▶ [MATERIAL FOR THIS TASK]:
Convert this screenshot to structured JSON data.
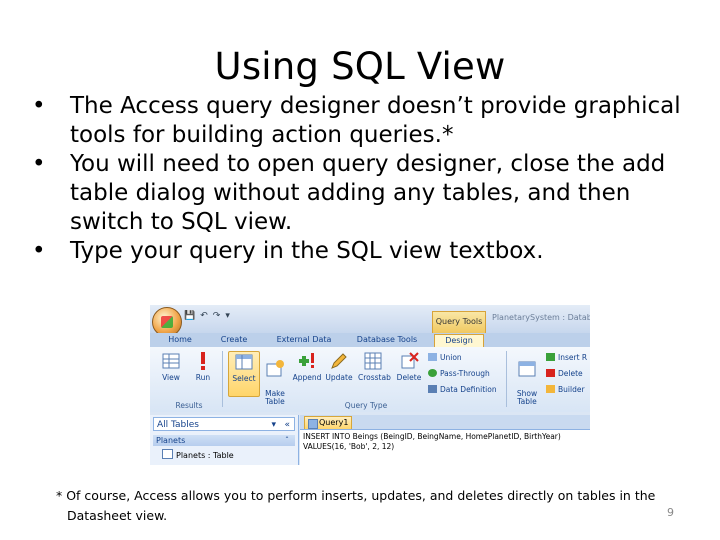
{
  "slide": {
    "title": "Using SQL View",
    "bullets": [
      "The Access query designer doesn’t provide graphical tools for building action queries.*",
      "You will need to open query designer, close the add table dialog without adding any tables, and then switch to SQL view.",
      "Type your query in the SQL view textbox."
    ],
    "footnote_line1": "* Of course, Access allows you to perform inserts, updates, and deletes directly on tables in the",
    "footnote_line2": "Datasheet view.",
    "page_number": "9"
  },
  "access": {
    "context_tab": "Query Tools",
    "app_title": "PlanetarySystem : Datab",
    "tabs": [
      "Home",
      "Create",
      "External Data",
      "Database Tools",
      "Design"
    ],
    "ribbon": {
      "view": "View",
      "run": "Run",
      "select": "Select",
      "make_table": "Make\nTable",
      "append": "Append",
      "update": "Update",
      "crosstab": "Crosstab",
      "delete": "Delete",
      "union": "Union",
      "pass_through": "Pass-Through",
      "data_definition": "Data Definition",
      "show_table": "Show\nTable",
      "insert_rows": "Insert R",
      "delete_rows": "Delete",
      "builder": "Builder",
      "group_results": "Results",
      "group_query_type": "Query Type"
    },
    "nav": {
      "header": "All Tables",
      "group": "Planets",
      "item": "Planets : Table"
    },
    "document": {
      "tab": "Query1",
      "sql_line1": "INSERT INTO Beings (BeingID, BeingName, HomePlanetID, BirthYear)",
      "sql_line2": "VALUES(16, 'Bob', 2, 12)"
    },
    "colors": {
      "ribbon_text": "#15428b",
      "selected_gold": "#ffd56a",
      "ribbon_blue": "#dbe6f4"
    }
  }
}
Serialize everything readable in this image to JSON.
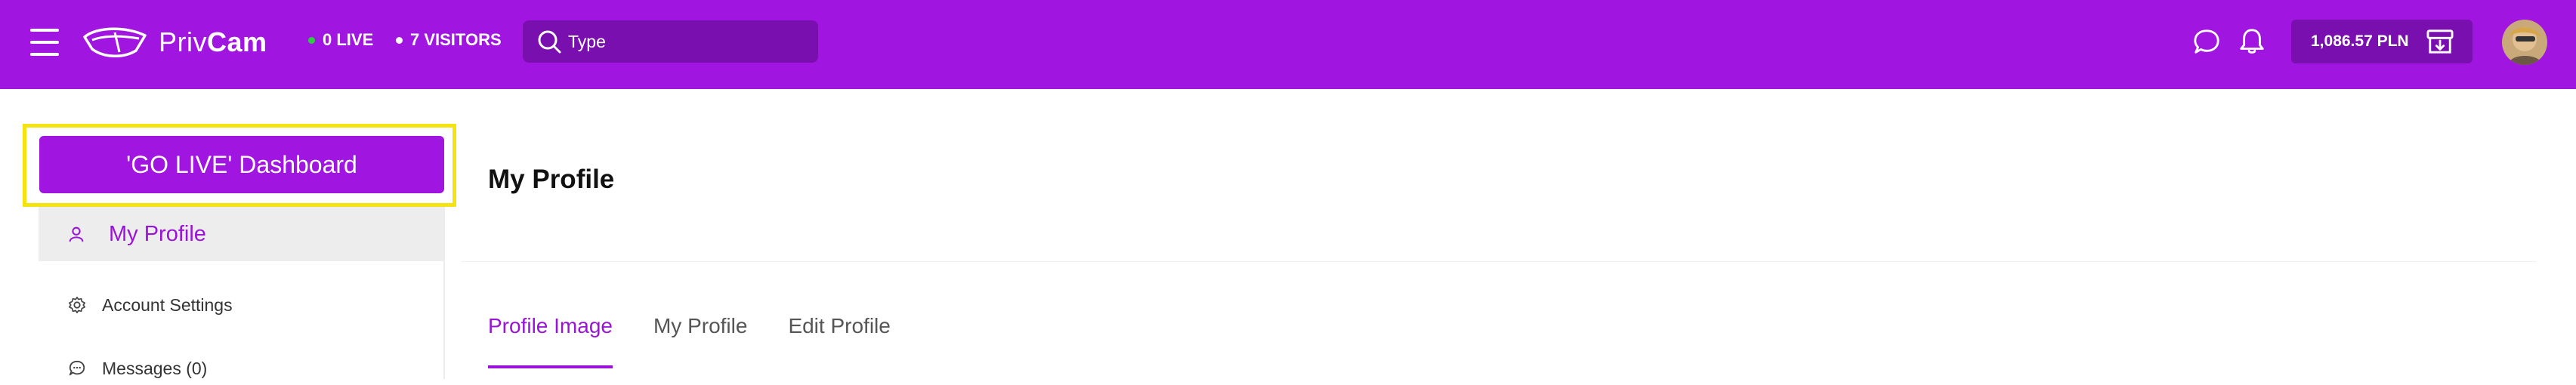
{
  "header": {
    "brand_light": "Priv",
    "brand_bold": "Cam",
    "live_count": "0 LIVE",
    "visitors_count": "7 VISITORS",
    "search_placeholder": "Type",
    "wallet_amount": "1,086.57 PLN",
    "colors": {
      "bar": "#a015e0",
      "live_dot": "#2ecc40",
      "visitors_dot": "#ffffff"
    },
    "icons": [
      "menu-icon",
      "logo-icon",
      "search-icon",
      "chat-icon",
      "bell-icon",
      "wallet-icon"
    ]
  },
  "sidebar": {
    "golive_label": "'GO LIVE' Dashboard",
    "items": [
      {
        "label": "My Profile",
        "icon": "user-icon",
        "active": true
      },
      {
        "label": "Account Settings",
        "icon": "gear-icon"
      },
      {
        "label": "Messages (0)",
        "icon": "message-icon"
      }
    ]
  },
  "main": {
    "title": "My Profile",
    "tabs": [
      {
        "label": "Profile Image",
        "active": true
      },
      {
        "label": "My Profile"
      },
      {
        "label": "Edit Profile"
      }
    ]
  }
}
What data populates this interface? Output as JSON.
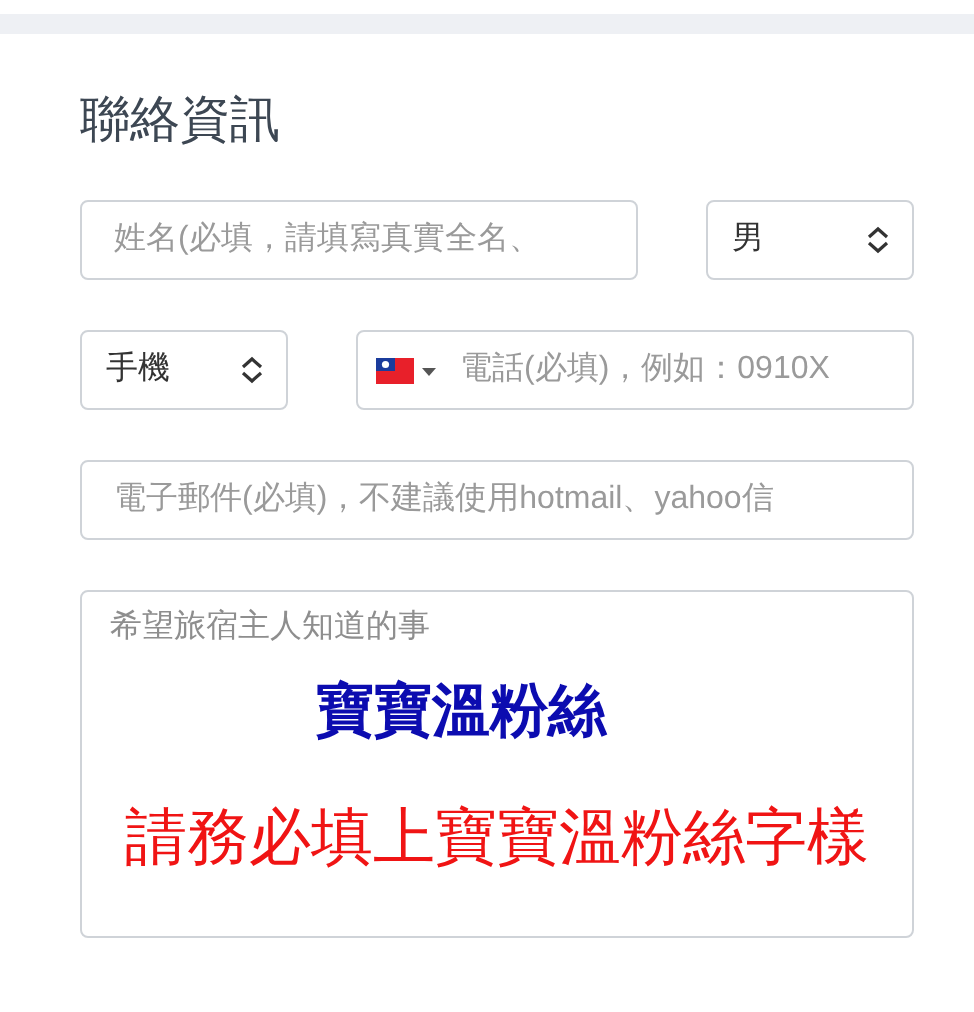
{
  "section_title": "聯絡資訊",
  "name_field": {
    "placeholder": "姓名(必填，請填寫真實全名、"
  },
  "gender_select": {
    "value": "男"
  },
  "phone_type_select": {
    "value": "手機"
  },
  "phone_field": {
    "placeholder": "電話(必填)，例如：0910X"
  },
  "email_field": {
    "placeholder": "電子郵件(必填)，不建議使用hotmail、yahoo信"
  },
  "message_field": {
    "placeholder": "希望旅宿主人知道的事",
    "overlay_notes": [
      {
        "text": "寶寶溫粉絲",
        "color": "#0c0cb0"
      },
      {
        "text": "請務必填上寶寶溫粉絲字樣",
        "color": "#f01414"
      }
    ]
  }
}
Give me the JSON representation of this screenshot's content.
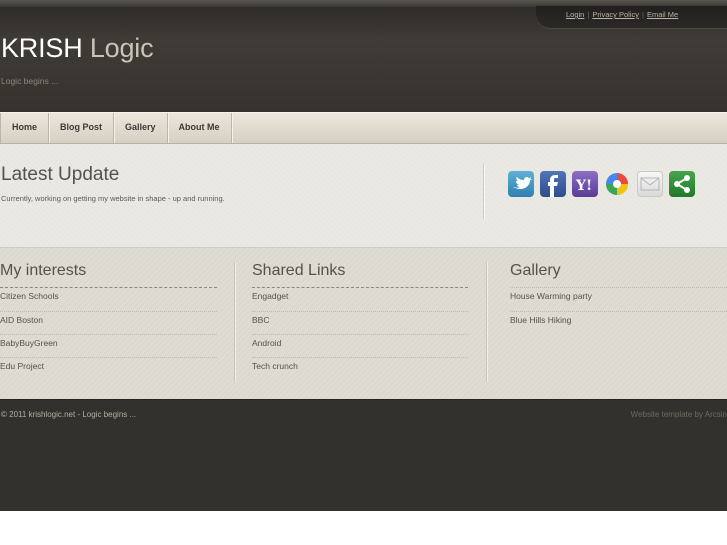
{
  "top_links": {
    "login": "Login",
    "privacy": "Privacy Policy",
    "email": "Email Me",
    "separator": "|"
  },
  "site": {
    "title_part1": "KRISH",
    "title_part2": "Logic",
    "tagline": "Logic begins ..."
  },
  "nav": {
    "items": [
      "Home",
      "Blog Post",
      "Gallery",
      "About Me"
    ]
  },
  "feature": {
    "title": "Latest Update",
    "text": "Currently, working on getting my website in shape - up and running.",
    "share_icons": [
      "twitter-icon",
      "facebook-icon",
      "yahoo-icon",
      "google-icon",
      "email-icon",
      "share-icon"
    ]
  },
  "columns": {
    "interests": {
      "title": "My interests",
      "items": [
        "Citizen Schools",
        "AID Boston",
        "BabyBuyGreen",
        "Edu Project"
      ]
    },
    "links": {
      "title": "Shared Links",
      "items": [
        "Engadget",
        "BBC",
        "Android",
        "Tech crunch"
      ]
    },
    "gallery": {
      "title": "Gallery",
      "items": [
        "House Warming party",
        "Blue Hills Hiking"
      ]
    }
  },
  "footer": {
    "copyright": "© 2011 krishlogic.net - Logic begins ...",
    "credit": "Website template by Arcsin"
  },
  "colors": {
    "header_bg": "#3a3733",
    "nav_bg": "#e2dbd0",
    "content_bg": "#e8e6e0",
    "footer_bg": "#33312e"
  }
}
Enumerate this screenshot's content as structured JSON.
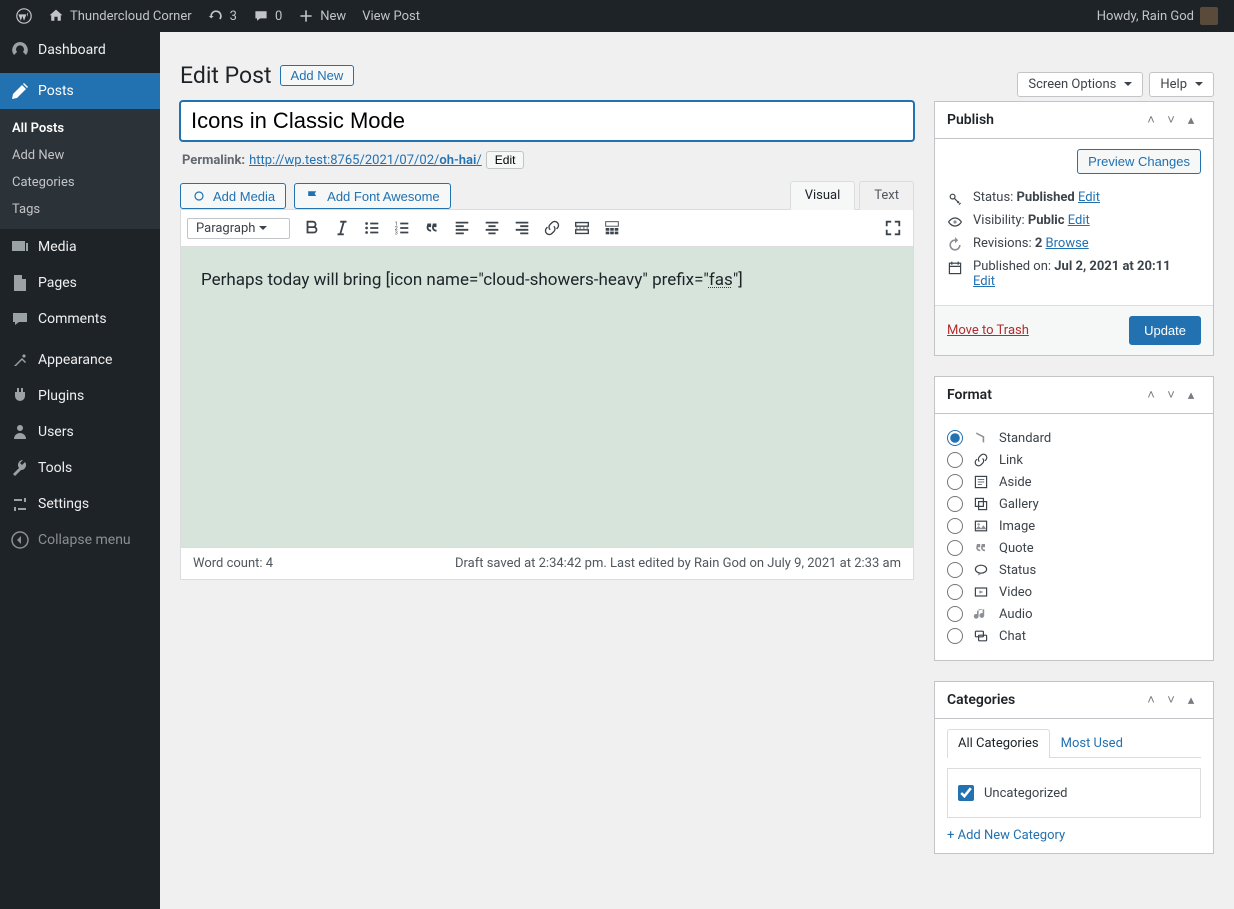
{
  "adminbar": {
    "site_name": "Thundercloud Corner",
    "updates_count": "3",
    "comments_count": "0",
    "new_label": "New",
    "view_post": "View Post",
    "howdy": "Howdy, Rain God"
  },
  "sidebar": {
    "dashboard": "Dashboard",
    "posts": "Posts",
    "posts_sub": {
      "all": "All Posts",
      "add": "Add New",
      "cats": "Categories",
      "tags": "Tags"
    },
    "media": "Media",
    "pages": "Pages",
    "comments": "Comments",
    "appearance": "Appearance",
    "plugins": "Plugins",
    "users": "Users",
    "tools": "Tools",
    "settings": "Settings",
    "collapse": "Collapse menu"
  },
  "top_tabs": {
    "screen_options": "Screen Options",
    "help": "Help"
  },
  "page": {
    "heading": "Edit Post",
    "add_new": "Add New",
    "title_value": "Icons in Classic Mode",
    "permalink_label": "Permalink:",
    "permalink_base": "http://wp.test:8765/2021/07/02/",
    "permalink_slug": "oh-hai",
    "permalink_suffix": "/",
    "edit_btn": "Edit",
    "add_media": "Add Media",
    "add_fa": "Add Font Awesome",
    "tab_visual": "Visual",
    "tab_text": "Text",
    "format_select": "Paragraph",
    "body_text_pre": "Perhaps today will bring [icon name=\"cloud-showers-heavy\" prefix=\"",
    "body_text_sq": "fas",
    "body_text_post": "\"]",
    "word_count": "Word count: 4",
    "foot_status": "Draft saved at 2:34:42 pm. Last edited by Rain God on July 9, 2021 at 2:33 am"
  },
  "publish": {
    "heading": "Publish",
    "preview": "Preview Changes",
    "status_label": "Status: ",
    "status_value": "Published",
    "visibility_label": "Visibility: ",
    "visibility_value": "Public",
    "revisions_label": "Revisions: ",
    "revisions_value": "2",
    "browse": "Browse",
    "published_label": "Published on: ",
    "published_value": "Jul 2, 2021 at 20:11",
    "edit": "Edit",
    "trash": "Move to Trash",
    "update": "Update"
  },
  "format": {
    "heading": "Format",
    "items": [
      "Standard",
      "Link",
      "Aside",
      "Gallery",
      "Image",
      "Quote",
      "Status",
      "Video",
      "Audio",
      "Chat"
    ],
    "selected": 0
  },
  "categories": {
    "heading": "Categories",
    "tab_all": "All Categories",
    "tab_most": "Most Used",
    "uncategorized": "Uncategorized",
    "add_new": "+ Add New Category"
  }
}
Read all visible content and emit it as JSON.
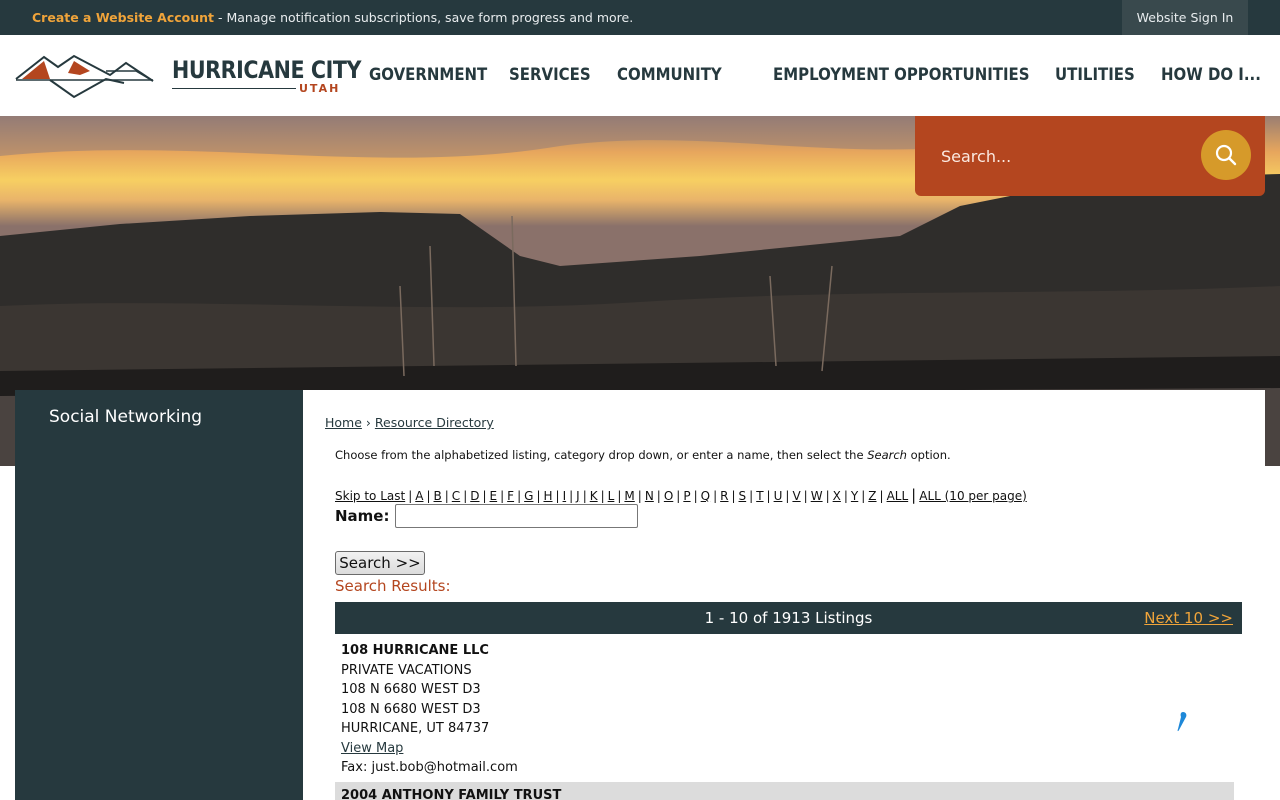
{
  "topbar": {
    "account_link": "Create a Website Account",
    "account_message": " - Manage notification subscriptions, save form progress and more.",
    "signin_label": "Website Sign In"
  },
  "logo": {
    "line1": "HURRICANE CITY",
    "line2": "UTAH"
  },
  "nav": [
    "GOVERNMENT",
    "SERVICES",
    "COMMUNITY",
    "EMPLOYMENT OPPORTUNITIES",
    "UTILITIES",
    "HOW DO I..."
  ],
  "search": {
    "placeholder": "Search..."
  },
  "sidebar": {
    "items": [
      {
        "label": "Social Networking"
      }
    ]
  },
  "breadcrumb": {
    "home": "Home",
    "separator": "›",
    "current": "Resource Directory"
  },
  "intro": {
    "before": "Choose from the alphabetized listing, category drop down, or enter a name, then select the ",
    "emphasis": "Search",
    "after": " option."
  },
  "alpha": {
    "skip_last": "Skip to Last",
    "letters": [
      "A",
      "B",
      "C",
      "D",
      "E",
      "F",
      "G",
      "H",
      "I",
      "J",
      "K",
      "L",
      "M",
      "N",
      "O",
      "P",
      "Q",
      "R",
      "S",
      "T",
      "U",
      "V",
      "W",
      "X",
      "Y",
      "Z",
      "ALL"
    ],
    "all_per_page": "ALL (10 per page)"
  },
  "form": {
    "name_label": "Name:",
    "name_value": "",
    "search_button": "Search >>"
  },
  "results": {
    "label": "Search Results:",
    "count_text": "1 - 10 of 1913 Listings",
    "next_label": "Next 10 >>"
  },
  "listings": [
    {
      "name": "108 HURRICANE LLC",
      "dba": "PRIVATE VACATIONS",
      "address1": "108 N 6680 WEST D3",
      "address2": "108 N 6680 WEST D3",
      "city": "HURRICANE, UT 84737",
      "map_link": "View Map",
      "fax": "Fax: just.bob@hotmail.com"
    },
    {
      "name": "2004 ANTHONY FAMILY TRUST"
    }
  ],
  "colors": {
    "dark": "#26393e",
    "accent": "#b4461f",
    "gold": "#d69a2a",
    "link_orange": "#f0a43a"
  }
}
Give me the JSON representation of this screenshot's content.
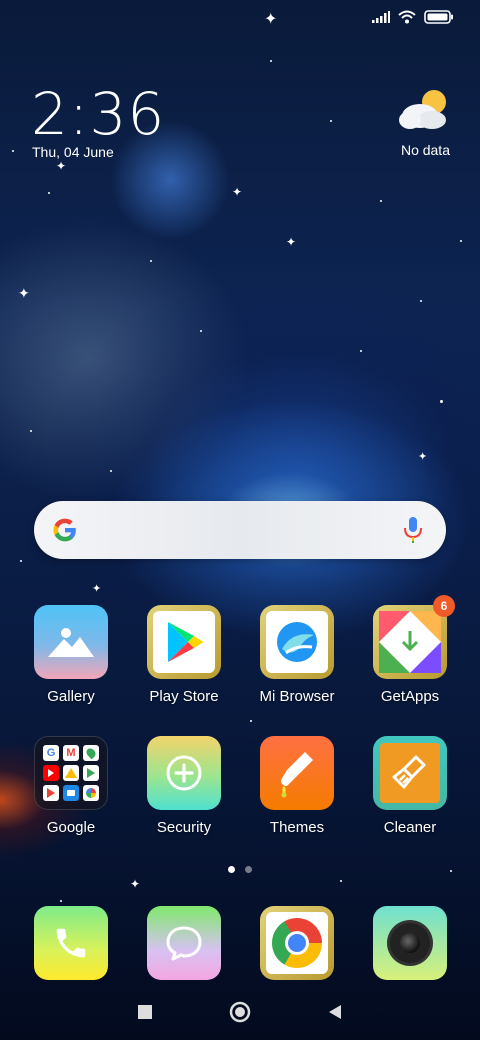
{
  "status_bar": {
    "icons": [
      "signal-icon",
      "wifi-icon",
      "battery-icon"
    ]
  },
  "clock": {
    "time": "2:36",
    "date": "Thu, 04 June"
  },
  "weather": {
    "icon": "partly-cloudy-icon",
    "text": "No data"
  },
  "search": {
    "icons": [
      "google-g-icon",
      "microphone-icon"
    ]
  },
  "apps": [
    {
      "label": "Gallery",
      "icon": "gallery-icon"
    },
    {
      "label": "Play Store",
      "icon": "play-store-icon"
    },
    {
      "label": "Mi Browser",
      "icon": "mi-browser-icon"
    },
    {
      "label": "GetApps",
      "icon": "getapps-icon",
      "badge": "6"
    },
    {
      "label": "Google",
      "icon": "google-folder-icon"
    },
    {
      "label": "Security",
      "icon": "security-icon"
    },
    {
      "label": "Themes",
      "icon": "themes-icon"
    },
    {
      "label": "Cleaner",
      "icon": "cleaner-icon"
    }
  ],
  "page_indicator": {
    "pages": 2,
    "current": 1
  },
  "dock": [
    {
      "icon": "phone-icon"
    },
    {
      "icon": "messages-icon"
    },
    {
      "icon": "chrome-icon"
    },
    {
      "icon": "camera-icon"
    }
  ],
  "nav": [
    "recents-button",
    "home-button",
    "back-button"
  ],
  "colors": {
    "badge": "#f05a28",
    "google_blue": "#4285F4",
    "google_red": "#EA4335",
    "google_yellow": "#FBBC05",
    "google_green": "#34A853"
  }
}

▶ [THE EXERCISE]:
In how many lines of the data does the string "will" appear? Give only the number.

▶ [RESPONSE]:
2